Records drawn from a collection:
....
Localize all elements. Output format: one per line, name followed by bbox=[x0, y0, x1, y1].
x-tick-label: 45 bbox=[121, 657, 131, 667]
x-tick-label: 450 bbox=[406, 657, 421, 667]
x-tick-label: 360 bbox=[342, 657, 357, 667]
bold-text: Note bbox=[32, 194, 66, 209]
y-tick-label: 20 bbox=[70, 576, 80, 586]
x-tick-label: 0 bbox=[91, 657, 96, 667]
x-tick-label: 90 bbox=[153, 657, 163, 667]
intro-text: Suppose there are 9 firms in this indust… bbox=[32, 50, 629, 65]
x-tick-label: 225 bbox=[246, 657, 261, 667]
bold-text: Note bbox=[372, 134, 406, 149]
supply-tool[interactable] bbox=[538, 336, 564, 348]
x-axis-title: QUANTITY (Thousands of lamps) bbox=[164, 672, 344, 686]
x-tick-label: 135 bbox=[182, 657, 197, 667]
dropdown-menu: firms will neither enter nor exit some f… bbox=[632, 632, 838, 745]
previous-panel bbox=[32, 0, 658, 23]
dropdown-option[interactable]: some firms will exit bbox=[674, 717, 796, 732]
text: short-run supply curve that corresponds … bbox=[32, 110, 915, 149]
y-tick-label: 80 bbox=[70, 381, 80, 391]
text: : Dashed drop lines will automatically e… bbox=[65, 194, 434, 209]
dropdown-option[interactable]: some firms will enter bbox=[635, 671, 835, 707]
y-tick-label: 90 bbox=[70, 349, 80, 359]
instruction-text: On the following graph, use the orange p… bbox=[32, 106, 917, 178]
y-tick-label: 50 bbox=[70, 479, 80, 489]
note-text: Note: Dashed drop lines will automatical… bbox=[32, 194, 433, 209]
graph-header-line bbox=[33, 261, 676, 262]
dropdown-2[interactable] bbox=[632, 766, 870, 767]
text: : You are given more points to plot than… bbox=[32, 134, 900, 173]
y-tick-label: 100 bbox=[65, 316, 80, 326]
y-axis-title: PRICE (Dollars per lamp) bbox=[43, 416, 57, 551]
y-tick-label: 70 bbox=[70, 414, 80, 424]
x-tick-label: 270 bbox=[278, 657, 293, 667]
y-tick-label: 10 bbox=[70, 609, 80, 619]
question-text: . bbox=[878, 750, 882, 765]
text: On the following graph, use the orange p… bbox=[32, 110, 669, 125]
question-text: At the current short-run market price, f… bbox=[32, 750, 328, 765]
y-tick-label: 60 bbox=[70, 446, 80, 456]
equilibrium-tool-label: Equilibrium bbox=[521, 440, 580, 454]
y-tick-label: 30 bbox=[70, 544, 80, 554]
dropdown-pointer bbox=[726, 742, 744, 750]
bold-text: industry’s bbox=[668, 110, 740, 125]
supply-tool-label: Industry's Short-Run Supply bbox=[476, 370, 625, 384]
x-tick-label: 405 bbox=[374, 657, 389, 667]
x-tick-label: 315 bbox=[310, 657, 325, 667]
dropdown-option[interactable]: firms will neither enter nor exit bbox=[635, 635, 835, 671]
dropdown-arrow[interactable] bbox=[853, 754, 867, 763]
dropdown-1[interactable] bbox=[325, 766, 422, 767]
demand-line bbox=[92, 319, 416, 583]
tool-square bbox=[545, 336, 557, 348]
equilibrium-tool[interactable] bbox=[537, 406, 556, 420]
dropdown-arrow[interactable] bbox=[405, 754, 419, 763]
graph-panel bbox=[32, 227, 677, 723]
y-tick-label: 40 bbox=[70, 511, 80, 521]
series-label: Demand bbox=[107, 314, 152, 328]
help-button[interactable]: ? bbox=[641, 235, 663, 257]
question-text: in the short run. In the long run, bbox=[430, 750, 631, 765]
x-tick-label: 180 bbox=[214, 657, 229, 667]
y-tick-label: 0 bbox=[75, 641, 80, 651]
....
Stated task:
Copy every line of the data above verbatim, keeping the original order and altering nothing.

Output of the task:
Localize all elements. Output format: one per line, name followed by bbox=[x0, y0, x1, y1].
x-tick-label: 45 bbox=[121, 657, 131, 667]
x-tick-label: 450 bbox=[406, 657, 421, 667]
x-tick-label: 360 bbox=[342, 657, 357, 667]
bold-text: Note bbox=[32, 194, 66, 209]
y-tick-label: 20 bbox=[70, 576, 80, 586]
x-tick-label: 0 bbox=[91, 657, 96, 667]
x-tick-label: 90 bbox=[153, 657, 163, 667]
intro-text: Suppose there are 9 firms in this indust… bbox=[32, 50, 629, 65]
x-tick-label: 225 bbox=[246, 657, 261, 667]
bold-text: Note bbox=[372, 134, 406, 149]
supply-tool[interactable] bbox=[538, 336, 564, 348]
x-axis-title: QUANTITY (Thousands of lamps) bbox=[164, 672, 344, 686]
x-tick-label: 135 bbox=[182, 657, 197, 667]
dropdown-menu: firms will neither enter nor exit some f… bbox=[632, 632, 838, 745]
previous-panel bbox=[32, 0, 658, 23]
dropdown-option[interactable]: some firms will exit bbox=[674, 717, 796, 732]
text: short-run supply curve that corresponds … bbox=[32, 110, 915, 149]
y-tick-label: 80 bbox=[70, 381, 80, 391]
text: : Dashed drop lines will automatically e… bbox=[65, 194, 434, 209]
dropdown-option[interactable]: some firms will enter bbox=[635, 671, 835, 707]
y-tick-label: 90 bbox=[70, 349, 80, 359]
instruction-text: On the following graph, use the orange p… bbox=[32, 106, 917, 178]
y-tick-label: 50 bbox=[70, 479, 80, 489]
note-text: Note: Dashed drop lines will automatical… bbox=[32, 194, 433, 209]
graph-header-line bbox=[33, 261, 676, 262]
dropdown-2[interactable] bbox=[632, 766, 870, 767]
text: : You are given more points to plot than… bbox=[32, 134, 900, 173]
y-tick-label: 100 bbox=[65, 316, 80, 326]
y-axis-title: PRICE (Dollars per lamp) bbox=[43, 416, 57, 551]
y-tick-label: 70 bbox=[70, 414, 80, 424]
x-tick-label: 270 bbox=[278, 657, 293, 667]
y-tick-label: 10 bbox=[70, 609, 80, 619]
question-text: . bbox=[878, 750, 882, 765]
text: On the following graph, use the orange p… bbox=[32, 110, 669, 125]
question-text: At the current short-run market price, f… bbox=[32, 750, 328, 765]
y-tick-label: 60 bbox=[70, 446, 80, 456]
equilibrium-tool-label: Equilibrium bbox=[521, 440, 580, 454]
y-tick-label: 30 bbox=[70, 544, 80, 554]
dropdown-pointer bbox=[726, 742, 744, 750]
bold-text: industry’s bbox=[668, 110, 740, 125]
supply-tool-label: Industry's Short-Run Supply bbox=[476, 370, 625, 384]
x-tick-label: 405 bbox=[374, 657, 389, 667]
x-tick-label: 315 bbox=[310, 657, 325, 667]
dropdown-option[interactable]: firms will neither enter nor exit bbox=[635, 635, 835, 671]
dropdown-arrow[interactable] bbox=[853, 754, 867, 763]
dropdown-1[interactable] bbox=[325, 766, 422, 767]
demand-line bbox=[92, 319, 416, 583]
tool-square bbox=[545, 336, 557, 348]
equilibrium-tool[interactable] bbox=[537, 406, 556, 420]
dropdown-arrow[interactable] bbox=[405, 754, 419, 763]
graph-panel bbox=[32, 227, 677, 723]
y-tick-label: 40 bbox=[70, 511, 80, 521]
series-label: Demand bbox=[107, 314, 152, 328]
help-button[interactable]: ? bbox=[641, 235, 663, 257]
question-text: in the short run. In the long run, bbox=[430, 750, 631, 765]
x-tick-label: 180 bbox=[214, 657, 229, 667]
y-tick-label: 0 bbox=[75, 641, 80, 651]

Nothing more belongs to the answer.